[Record extracts]

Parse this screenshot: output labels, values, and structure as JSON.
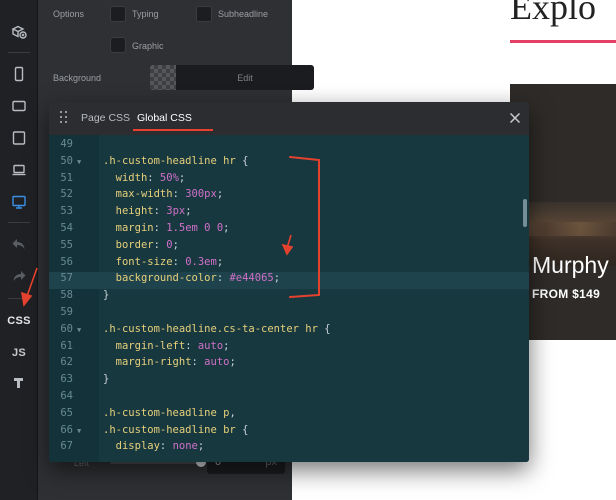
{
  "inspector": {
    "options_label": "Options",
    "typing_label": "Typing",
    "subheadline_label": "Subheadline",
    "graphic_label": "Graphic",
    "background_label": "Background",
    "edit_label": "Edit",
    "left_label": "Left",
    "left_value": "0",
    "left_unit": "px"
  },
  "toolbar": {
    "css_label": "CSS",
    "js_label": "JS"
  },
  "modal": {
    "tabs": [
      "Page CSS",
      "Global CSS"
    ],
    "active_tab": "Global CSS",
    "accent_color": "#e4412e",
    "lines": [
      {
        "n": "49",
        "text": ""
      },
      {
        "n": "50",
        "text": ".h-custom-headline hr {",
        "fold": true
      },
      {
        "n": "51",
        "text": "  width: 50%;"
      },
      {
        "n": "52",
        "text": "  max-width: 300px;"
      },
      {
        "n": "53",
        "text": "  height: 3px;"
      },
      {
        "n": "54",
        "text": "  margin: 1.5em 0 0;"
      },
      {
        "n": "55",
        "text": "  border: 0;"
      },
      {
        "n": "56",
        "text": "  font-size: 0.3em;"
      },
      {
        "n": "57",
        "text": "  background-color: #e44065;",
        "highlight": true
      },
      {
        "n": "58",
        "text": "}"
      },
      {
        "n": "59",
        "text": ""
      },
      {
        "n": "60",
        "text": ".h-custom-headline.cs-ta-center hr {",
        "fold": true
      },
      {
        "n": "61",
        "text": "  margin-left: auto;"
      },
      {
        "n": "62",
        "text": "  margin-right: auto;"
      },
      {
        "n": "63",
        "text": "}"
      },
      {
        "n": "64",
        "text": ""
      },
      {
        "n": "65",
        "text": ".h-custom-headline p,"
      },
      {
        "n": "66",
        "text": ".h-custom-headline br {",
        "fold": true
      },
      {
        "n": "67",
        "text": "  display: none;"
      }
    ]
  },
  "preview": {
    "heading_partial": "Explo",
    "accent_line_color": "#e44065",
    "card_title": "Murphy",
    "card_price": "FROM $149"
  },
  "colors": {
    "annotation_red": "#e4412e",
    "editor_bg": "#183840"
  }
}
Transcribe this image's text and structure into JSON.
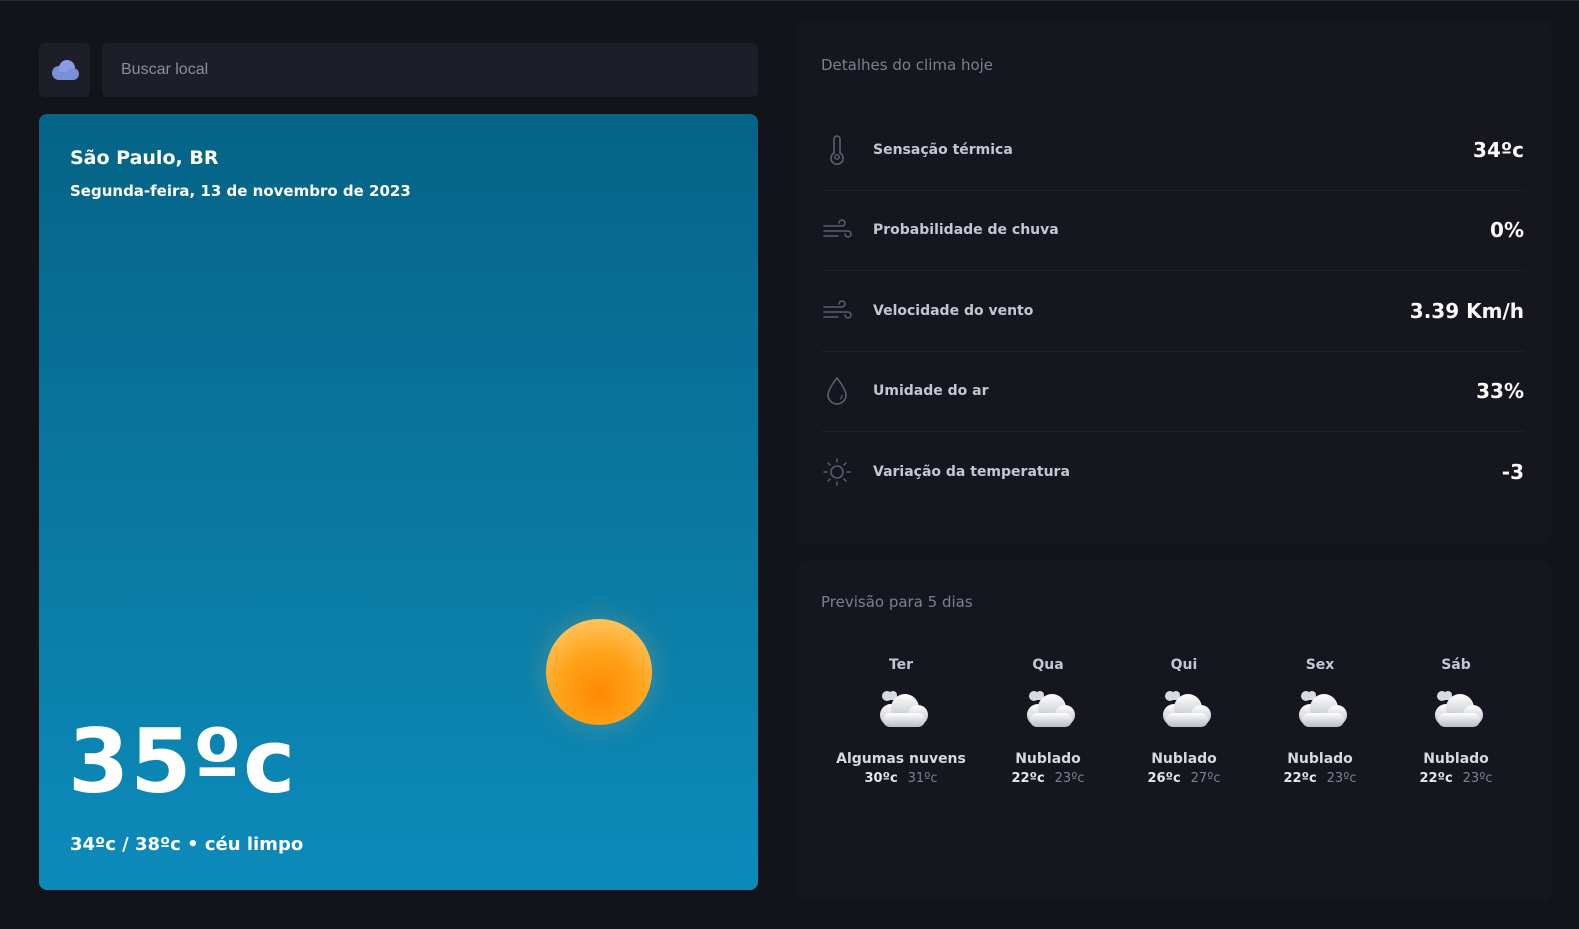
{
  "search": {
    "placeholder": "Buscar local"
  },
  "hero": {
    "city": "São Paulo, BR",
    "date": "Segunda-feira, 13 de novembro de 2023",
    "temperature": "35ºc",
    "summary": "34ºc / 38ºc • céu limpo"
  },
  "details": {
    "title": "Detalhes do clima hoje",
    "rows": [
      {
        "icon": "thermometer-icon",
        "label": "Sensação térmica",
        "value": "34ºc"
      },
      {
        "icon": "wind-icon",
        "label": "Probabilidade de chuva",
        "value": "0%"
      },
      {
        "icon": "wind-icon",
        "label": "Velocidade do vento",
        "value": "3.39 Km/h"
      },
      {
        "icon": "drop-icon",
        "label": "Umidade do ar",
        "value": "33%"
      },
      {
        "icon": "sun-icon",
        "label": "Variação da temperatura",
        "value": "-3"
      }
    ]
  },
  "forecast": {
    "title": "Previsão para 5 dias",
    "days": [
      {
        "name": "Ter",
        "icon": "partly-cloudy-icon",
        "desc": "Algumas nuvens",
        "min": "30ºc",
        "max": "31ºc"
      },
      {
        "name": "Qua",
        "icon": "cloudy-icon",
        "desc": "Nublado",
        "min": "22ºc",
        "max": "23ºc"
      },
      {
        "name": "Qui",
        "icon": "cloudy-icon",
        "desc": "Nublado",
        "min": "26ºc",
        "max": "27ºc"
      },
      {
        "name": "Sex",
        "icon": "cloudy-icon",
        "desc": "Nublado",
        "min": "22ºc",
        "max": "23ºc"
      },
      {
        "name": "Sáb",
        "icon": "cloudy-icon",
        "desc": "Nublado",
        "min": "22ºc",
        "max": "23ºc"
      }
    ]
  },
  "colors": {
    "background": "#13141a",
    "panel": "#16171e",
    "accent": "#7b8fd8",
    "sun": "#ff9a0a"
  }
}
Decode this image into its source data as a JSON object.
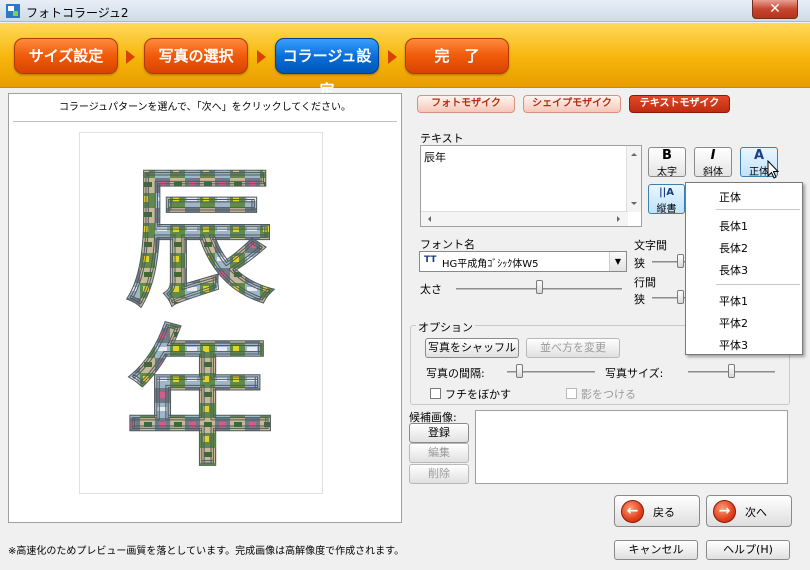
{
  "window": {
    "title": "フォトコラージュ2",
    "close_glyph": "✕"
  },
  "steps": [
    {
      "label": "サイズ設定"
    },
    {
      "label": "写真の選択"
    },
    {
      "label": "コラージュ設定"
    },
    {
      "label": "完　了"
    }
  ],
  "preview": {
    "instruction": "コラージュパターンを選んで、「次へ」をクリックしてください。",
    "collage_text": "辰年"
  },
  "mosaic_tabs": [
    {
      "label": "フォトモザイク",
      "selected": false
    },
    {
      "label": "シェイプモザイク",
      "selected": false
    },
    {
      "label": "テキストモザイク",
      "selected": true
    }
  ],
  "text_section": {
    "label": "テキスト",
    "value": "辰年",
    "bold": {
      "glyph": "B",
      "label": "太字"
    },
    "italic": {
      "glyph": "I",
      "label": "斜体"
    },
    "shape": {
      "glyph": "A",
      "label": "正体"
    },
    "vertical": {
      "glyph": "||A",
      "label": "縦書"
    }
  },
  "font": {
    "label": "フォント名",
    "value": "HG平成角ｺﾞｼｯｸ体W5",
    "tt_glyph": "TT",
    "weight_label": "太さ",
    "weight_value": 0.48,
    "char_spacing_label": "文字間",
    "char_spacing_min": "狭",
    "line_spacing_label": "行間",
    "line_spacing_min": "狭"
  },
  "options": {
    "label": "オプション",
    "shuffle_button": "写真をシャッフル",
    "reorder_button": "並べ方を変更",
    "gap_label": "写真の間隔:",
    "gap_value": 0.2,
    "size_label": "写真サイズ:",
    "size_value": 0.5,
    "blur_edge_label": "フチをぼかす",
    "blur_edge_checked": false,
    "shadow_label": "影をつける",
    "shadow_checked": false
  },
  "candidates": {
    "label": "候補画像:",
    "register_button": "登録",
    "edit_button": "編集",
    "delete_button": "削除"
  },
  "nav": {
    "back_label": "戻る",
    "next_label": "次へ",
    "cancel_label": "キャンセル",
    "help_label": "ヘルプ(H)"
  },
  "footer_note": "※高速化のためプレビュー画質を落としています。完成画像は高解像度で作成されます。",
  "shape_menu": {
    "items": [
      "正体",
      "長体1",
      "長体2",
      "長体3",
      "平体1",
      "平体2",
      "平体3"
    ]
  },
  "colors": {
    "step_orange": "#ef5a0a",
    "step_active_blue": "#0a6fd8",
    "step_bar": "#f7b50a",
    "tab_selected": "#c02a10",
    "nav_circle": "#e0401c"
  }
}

[Task statement]
All lines that include "auto" are to be gathered and copied.

[In response]
        "text": "  margin-left: auto;"
        "text": "  margin-right: auto;"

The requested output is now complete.